## Exercise goal
All of the entries need to be written out again, exactly as they are.

(Records from a data source)
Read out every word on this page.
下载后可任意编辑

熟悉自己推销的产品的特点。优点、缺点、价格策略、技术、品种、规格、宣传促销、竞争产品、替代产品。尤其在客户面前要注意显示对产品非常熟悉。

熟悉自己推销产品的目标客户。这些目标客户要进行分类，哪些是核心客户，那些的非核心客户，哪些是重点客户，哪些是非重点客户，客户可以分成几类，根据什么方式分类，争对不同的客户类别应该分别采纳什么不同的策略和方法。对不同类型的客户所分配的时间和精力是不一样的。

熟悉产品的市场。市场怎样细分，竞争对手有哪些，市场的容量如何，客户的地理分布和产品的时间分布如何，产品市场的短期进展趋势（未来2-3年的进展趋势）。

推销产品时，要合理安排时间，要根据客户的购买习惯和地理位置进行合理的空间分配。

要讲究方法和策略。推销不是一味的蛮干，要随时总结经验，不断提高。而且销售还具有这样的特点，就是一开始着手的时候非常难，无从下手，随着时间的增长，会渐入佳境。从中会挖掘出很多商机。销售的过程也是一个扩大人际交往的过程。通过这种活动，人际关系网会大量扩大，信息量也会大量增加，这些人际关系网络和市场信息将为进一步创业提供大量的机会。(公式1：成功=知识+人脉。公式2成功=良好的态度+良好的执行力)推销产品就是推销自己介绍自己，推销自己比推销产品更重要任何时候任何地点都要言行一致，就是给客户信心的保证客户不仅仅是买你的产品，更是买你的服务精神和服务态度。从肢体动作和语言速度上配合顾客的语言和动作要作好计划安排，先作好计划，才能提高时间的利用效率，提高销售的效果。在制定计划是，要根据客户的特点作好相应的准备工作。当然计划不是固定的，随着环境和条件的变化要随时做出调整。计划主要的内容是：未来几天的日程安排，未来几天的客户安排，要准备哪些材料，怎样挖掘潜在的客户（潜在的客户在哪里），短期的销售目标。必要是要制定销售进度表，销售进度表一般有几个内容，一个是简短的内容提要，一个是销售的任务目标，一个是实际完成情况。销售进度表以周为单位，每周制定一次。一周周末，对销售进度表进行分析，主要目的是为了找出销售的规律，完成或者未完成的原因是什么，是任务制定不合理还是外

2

## Task response
Read out every word on this page.
下载后可任意编辑

熟悉自己推销的产品的特点。优点、缺点、价格策略、技术、品种、规格、宣传促销、竞争产品、替代产品。尤其在客户面前要注意显示对产品非常熟悉。

熟悉自己推销产品的目标客户。这些目标客户要进行分类，哪些是核心客户，那些的非核心客户，哪些是重点客户，哪些是非重点客户，客户可以分成几类，根据什么方式分类，争对不同的客户类别应该分别采纳什么不同的策略和方法。对不同类型的客户所分配的时间和精力是不一样的。

熟悉产品的市场。市场怎样细分，竞争对手有哪些，市场的容量如何，客户的地理分布和产品的时间分布如何，产品市场的短期进展趋势（未来2-3年的进展趋势）。

推销产品时，要合理安排时间，要根据客户的购买习惯和地理位置进行合理的空间分配。

要讲究方法和策略。推销不是一味的蛮干，要随时总结经验，不断提高。而且销售还具有这样的特点，就是一开始着手的时候非常难，无从下手，随着时间的增长，会渐入佳境。从中会挖掘出很多商机。销售的过程也是一个扩大人际交往的过程。通过这种活动，人际关系网会大量扩大，信息量也会大量增加，这些人际关系网络和市场信息将为进一步创业提供大量的机会。(公式1：成功=知识+人脉。公式2成功=良好的态度+良好的执行力)推销产品就是推销自己介绍自己，推销自己比推销产品更重要任何时候任何地点都要言行一致，就是给客户信心的保证客户不仅仅是买你的产品，更是买你的服务精神和服务态度。从肢体动作和语言速度上配合顾客的语言和动作要作好计划安排，先作好计划，才能提高时间的利用效率，提高销售的效果。在制定计划是，要根据客户的特点作好相应的准备工作。当然计划不是固定的，随着环境和条件的变化要随时做出调整。计划主要的内容是：未来几天的日程安排，未来几天的客户安排，要准备哪些材料，怎样挖掘潜在的客户（潜在的客户在哪里），短期的销售目标。必要是要制定销售进度表，销售进度表一般有几个内容，一个是简短的内容提要，一个是销售的任务目标，一个是实际完成情况。销售进度表以周为单位，每周制定一次。一周周末，对销售进度表进行分析，主要目的是为了找出销售的规律，完成或者未完成的原因是什么，是任务制定不合理还是外

2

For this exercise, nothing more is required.